[Collected data entries]
──────────────────────────────
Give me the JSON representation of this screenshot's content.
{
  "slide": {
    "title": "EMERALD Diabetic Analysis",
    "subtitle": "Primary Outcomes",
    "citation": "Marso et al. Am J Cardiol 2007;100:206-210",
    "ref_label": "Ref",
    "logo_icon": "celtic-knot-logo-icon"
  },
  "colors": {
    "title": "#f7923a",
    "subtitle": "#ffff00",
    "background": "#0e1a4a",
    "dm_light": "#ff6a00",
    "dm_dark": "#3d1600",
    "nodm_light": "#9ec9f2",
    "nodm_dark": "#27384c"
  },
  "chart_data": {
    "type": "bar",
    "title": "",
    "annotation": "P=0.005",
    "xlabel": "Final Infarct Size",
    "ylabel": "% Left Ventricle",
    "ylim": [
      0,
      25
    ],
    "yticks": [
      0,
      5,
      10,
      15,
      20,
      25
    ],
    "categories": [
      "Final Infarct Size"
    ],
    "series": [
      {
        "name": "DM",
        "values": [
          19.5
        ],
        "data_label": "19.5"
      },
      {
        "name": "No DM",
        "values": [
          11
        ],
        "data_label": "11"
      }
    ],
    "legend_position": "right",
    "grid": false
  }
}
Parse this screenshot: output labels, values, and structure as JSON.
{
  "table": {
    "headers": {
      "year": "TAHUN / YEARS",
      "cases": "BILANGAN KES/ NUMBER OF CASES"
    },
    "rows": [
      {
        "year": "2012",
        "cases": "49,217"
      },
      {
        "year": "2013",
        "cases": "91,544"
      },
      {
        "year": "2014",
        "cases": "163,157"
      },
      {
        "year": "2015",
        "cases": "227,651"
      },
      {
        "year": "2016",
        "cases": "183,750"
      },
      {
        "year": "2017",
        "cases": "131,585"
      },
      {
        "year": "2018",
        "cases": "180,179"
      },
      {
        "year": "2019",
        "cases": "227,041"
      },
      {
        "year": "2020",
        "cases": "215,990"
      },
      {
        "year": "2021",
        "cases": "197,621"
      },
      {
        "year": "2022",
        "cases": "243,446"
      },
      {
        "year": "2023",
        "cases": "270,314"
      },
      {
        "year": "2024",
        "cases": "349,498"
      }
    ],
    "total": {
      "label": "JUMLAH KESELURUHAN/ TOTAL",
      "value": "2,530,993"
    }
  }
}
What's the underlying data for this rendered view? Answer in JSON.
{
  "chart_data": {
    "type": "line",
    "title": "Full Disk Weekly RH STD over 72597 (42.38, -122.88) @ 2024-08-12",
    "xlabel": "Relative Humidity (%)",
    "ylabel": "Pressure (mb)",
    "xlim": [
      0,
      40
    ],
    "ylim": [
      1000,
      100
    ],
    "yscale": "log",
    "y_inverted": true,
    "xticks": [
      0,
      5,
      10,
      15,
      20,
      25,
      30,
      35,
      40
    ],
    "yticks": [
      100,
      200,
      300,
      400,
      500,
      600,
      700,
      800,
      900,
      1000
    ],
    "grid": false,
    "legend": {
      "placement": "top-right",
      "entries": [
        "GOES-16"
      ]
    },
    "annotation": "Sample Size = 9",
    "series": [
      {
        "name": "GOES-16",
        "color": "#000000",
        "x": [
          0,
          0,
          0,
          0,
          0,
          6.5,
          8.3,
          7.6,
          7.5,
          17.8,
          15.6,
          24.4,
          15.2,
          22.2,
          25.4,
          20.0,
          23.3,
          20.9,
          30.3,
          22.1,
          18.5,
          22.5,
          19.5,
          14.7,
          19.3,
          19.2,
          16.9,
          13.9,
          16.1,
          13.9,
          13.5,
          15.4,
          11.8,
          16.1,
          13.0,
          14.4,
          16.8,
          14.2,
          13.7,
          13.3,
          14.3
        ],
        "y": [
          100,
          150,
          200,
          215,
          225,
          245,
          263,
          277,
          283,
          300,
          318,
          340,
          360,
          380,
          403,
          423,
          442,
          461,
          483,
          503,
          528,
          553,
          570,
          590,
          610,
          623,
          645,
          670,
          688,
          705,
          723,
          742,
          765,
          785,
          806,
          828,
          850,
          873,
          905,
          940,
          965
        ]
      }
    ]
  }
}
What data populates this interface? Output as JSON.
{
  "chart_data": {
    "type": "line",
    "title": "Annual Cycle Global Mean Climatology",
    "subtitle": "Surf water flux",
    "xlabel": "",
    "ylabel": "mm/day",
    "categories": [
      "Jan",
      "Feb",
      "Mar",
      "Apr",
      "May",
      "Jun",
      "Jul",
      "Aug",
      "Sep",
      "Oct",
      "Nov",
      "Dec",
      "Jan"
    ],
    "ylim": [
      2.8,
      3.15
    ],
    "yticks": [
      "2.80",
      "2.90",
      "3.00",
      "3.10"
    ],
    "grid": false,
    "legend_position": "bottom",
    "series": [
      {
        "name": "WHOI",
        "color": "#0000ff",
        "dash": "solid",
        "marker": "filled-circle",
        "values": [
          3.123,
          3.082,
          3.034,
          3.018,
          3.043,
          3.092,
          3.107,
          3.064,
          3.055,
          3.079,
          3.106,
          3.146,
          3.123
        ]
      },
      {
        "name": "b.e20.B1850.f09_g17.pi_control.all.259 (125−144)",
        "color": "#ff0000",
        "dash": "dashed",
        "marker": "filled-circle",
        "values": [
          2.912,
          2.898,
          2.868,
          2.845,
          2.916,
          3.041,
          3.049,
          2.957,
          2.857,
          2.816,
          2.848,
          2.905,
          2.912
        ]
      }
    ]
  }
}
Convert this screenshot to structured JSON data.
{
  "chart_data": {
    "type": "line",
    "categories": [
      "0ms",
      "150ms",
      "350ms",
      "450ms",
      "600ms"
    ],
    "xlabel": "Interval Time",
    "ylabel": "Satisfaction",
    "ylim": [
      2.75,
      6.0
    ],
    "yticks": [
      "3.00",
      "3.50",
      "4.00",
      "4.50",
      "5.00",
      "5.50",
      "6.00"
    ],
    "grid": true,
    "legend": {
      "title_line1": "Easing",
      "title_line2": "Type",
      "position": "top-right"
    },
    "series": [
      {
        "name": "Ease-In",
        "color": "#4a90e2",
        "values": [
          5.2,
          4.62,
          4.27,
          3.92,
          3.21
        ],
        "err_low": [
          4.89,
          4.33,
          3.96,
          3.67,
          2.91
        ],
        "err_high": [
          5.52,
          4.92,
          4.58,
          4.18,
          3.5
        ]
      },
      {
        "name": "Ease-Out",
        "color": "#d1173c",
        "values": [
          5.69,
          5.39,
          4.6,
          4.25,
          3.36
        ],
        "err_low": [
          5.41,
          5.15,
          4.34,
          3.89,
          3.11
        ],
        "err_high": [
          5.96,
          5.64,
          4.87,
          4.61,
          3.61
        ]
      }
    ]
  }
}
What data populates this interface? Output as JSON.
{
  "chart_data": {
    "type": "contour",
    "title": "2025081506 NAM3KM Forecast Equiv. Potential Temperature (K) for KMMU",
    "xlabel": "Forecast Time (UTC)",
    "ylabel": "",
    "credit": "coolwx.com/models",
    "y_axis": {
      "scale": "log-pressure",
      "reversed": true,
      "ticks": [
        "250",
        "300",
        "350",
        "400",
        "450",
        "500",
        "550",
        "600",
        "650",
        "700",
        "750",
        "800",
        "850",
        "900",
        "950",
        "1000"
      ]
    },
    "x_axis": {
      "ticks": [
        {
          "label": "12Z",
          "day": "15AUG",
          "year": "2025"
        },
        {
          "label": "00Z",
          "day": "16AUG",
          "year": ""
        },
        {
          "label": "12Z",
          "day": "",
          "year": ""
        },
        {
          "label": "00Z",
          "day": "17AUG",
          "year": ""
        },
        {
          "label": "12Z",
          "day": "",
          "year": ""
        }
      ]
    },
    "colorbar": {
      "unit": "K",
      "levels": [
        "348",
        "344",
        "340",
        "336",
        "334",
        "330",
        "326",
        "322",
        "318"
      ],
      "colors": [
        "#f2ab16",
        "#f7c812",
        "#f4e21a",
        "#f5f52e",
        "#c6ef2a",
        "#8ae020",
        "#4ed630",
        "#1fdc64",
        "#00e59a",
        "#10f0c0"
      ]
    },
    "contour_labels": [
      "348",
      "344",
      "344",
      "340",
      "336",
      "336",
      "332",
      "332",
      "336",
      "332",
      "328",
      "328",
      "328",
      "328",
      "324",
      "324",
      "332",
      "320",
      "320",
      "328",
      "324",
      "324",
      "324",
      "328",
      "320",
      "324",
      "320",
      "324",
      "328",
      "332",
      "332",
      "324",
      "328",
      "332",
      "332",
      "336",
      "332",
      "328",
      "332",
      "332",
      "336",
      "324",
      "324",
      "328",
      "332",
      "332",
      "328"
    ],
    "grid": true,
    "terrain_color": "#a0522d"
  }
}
──────────────────────────────
- Given exercise: Report how many lines of the records above contain the word "name", and give only that number.

- Exercise result: 7